* Task statement *
Below are the records; locate each line with the word "Black" and copy it.

--- start of Data rows ---

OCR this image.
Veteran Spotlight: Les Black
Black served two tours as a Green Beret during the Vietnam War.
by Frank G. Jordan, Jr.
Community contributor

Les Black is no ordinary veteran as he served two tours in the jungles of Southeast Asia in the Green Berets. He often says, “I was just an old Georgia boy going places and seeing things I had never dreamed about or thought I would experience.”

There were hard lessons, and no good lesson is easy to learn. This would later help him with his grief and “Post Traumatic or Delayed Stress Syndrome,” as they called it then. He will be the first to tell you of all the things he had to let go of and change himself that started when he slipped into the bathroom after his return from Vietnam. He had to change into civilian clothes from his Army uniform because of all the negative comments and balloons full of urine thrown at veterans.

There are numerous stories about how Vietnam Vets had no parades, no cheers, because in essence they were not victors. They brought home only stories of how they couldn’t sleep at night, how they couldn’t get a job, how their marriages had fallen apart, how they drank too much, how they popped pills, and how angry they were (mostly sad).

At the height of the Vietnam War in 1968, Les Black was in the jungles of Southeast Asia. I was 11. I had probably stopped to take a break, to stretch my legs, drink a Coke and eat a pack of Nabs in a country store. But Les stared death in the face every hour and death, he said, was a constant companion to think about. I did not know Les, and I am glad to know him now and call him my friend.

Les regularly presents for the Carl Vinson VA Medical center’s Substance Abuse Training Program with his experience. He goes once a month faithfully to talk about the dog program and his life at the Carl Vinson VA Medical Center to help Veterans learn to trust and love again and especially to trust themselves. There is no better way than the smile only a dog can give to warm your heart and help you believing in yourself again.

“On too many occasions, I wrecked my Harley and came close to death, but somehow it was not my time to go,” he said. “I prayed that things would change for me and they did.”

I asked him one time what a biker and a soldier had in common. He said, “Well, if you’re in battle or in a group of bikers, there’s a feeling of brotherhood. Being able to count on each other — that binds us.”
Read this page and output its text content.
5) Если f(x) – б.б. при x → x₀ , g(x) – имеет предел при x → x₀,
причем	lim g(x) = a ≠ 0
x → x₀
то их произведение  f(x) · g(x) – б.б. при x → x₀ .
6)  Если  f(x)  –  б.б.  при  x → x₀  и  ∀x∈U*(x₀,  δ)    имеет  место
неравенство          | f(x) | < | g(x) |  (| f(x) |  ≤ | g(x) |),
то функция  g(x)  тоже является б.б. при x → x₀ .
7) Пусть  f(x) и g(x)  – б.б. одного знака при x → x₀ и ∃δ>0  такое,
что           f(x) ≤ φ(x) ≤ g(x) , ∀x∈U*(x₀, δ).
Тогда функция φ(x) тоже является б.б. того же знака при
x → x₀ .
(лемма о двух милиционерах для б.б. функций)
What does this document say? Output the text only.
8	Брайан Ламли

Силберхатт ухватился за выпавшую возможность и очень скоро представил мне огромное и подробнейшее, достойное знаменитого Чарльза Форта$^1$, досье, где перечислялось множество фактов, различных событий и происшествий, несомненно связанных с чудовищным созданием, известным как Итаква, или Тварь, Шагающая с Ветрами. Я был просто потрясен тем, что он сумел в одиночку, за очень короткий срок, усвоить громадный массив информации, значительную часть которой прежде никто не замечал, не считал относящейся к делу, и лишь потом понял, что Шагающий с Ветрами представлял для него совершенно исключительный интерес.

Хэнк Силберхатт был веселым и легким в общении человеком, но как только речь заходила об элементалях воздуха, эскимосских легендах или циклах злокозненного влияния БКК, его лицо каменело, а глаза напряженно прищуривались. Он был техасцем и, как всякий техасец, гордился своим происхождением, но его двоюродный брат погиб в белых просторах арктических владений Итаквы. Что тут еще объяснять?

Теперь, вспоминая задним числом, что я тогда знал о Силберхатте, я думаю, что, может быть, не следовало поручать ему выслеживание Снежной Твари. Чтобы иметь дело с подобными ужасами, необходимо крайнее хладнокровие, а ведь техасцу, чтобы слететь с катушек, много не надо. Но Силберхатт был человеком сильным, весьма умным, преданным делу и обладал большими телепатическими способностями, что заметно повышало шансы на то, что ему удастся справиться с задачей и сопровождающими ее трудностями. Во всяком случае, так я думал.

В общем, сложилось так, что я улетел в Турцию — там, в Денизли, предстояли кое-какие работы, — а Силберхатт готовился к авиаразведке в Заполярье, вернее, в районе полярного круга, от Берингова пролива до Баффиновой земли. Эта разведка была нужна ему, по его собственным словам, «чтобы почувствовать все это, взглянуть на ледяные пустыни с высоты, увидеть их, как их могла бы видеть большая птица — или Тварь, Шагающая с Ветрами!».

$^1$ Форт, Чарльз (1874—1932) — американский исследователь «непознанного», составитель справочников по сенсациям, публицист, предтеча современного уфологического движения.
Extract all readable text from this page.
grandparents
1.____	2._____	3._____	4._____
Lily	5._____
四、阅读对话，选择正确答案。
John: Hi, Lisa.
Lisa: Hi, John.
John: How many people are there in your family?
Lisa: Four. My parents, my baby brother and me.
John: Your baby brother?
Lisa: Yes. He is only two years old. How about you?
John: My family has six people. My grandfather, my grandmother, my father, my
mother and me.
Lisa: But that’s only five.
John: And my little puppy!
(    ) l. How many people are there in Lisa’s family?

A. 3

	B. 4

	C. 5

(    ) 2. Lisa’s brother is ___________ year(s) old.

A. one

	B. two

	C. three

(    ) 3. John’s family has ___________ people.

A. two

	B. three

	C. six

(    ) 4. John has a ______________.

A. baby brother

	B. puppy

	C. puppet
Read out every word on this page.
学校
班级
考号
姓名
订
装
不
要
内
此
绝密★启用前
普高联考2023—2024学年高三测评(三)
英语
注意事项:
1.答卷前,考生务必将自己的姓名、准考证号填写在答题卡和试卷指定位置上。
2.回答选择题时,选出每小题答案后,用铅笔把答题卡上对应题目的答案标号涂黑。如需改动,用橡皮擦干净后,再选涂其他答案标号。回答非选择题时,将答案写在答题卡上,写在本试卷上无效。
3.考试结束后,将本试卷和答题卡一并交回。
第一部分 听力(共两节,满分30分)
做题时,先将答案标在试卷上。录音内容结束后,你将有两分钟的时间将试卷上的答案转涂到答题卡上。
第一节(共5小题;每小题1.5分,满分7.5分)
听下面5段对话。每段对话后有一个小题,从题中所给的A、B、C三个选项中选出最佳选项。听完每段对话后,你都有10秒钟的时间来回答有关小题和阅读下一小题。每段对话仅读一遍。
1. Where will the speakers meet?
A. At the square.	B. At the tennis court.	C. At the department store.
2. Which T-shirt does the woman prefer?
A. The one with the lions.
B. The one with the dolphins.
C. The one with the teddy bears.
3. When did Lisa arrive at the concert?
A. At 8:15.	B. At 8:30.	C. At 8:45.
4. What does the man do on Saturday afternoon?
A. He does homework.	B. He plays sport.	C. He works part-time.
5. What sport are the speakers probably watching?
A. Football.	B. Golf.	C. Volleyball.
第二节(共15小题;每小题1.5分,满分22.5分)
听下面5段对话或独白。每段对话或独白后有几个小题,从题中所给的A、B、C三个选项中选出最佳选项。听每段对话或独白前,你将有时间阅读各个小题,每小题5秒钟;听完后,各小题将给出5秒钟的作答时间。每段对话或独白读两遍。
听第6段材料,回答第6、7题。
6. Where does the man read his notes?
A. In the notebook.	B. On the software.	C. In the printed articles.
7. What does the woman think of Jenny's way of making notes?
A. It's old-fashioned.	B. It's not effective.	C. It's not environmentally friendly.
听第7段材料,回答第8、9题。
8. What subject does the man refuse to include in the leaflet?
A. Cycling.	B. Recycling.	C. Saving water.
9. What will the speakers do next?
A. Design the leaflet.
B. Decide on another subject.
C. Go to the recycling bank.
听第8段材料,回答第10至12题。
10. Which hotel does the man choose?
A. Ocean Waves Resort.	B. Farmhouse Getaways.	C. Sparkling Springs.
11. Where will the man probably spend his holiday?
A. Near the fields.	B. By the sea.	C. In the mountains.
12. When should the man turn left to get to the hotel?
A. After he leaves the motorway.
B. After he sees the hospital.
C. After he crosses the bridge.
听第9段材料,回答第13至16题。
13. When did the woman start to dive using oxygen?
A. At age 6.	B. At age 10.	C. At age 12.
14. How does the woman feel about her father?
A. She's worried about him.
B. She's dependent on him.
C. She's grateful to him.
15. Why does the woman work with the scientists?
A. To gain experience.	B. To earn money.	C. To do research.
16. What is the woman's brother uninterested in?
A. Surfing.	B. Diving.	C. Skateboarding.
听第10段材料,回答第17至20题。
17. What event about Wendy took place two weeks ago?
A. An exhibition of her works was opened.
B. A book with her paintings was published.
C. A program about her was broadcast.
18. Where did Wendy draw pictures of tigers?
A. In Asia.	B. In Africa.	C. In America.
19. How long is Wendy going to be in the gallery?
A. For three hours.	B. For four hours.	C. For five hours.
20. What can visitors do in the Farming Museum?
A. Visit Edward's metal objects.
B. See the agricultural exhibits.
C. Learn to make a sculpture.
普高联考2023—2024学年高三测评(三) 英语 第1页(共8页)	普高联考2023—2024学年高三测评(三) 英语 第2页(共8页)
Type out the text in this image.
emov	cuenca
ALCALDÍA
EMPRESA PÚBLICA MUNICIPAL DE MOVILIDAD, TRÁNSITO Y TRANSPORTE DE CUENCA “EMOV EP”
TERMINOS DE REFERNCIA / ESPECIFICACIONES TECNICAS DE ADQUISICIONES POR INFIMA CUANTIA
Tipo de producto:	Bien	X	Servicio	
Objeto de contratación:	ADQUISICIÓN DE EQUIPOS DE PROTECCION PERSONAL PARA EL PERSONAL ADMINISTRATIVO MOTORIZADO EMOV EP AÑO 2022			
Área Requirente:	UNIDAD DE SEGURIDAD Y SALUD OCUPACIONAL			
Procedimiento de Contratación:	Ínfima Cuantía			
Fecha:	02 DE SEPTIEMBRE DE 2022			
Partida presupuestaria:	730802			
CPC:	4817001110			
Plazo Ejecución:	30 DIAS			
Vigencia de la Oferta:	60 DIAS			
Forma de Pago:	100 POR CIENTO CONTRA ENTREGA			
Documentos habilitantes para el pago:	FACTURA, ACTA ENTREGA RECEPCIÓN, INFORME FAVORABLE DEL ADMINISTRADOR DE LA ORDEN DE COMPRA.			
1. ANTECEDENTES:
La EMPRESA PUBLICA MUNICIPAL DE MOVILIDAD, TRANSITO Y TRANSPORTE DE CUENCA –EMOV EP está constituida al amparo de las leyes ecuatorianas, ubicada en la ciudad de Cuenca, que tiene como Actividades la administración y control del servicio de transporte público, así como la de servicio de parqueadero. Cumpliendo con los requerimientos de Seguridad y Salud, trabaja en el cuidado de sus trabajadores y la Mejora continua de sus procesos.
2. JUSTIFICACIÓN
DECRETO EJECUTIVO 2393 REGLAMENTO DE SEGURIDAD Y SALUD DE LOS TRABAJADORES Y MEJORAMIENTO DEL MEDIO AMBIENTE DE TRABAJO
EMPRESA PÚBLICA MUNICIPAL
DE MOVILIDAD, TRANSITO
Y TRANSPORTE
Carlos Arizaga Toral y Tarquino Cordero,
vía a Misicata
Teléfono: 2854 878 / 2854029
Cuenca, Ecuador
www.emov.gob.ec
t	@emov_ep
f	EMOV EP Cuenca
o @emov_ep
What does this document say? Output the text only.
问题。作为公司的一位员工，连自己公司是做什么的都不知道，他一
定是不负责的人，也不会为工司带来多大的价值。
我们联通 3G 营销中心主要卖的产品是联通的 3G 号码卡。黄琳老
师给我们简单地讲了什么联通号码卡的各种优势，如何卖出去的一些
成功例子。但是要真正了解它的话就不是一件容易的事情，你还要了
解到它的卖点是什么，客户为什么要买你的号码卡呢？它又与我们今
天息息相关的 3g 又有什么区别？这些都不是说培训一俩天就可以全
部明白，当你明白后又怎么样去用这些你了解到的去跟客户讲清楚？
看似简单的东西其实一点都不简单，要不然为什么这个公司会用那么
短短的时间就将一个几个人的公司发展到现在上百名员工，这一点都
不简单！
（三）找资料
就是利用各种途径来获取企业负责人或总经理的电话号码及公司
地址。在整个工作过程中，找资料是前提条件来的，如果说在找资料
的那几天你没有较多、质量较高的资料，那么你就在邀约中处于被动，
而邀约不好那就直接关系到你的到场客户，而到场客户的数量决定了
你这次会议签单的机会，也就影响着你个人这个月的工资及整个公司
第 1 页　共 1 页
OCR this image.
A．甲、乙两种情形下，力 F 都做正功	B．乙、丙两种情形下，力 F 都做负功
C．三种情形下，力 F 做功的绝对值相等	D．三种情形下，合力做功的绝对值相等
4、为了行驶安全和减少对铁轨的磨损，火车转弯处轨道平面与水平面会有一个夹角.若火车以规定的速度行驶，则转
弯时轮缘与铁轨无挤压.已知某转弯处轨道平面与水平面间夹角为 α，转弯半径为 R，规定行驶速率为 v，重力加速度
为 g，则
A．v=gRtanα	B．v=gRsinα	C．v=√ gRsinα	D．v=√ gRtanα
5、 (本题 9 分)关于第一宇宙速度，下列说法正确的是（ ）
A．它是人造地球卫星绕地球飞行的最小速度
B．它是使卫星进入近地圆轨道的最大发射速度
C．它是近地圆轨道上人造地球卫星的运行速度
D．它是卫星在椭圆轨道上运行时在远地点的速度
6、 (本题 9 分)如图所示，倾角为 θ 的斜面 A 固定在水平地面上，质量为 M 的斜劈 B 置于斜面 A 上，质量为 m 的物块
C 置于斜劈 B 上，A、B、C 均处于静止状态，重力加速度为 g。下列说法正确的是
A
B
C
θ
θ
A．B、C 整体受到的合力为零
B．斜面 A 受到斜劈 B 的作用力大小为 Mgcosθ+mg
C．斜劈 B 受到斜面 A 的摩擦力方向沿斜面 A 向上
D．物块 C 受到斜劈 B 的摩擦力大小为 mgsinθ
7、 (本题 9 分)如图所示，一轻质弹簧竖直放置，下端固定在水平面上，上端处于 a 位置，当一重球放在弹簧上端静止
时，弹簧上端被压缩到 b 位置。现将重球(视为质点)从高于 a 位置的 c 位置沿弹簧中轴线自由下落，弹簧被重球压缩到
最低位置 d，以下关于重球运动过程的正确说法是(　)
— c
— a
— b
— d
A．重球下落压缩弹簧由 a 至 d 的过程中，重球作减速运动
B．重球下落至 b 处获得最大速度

--- end of Data rows ---

* Response *
Veteran Spotlight: Les Black
Black served two tours as a Green Beret during the Vietnam War.
Les Black is no ordinary veteran as he served two tours in the jungles of Southeast Asia in the Green Berets. He often says, “I was just an old Georgia boy going places and seeing things I had never dreamed about or thought I would experience.”
At the height of the Vietnam War in 1968, Les Black was in the jungles of Southeast Asia. I was 11. I had probably stopped to take a break, to stretch my legs, drink a Coke and eat a pack of Nabs in a country store. But Les stared death in the face every hour and death, he said, was a constant companion to think about. I did not know Les, and I am glad to know him now and call him my friend.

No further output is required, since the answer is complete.